● **EXERCISE**: Please continue the passage on young adults moving less during the recession, starting right after its last sentence.

● **GIVEN TEXT**:
══════════════════════════════
11.2.11 | ”There’s no place like home”– while Dorothy immortalized those words in the Wizard of Oz, they’re taking on new meaning in this recession. We’re staying put. Even young adults, the most highly mobile age group, is feeling stuck. As a recent CNBC article reports:
Among young adults 25 to 29… moves fell to 24.1 percent from 25.9 percent in the previous year. Longer-distance moves, typically for those seeking new careers in other regions of the country, remained largely flat at 3.4 percent. The biggest drop-off occurred in local moves, down to 15.4 percent from 17.7 percent in 2010, a sign that young adults in the prolonged slump weren’t even willing to venture outside their counties, continuing instead to live with relatives or on college campuses.
Demographer William Frey at the Brookings Institution adds some insights to the mobility numbers, finding that those who do move are heading in new directions:
To the extent they are moving at all, young adults are headed to metro areas which are known to have a certain vibe—college towns, high-tech centers, and so-called “cool cities.”
══════════════════════════════
● **SUPPLIED DATA**:
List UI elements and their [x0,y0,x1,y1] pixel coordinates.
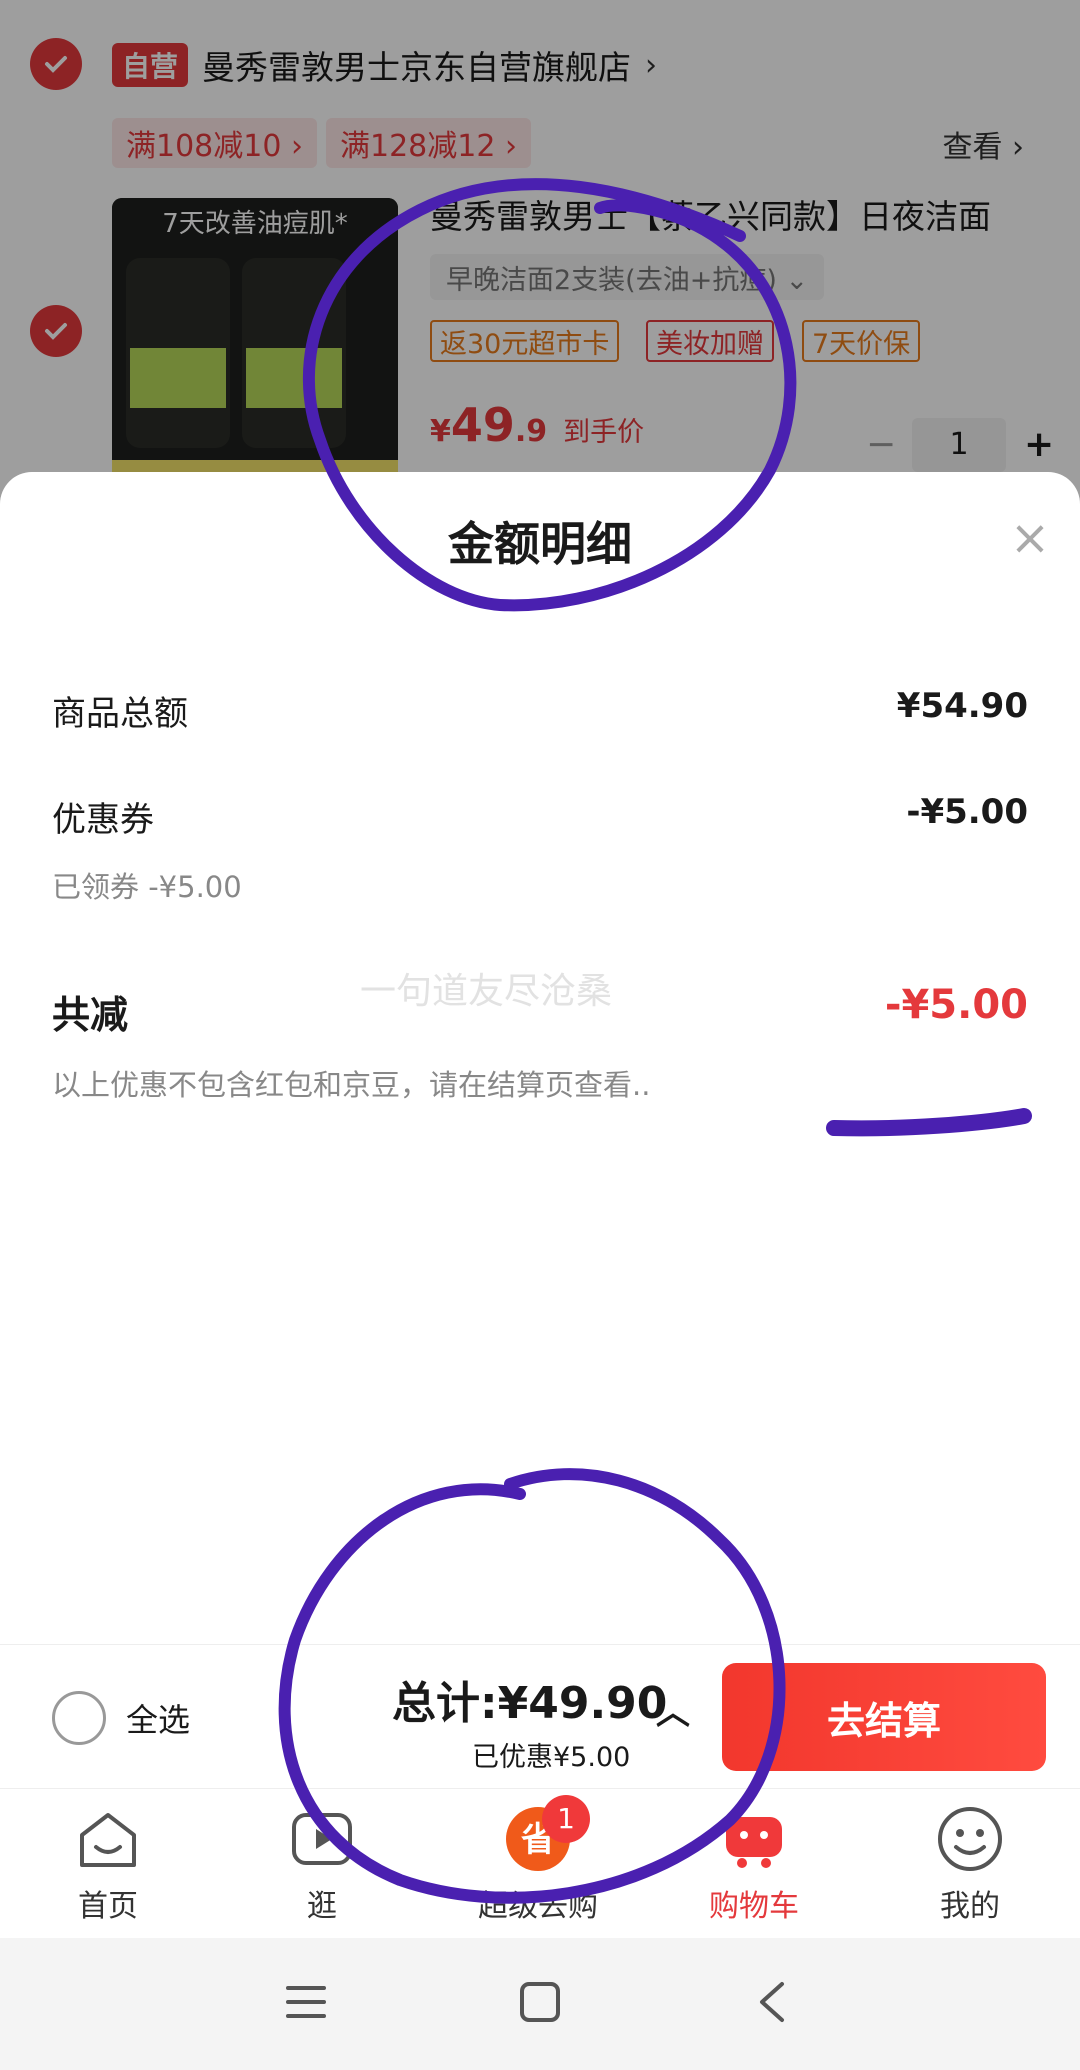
══════════════════════════════
● **IN RESPONSE**:
Comparing trends from the economic heyday of 2005-2007 with the doldrums of 2008-2010, Frey finds that young adults (age 25-34) are following the jobs and the hipsters. In the boom years, the hot spots drawing young adults were “bubble economy” cities: Riverside, Phoenix, and Atlanta, Frey finds. Today, those cities have dropped far down on the list, each barely gaining any young adults in 2008-2010. They were replaced, in order of net gains, by Denver, Houston, Dallas, Seattle, Austin, Washington DC, and Portland. The first three and DC have rebounded from the recession fairly well, and Austin and Portland are, well, just cool. Minneapolis is close behind. As recent Minneapolitan Lacy Dunham, 29, told the Star-Tribune,
“It just came down to Minneapolis having a really good reputation for all the things that were important to us,” she said: bike-friendly, gay-friendly and outdoorsy. She also likes the city’s laid-back attitude.
Lacy’s list might as well have come straight off the pages of Richard Florida’s book, “The Rise of the Creative Class” (in a creative twist, he’s currently crowd-sourcing the new cover for the spring reissue). Florida was the first to identify the importance of traits like bike- and gay-friendly as draws for the creative class, whose smarts, creativity, and money would, he argued, be major drivers of development. Cities have been clamoring ever since to achieve that je ne sais quoi that attracts the right mix of creative sorts.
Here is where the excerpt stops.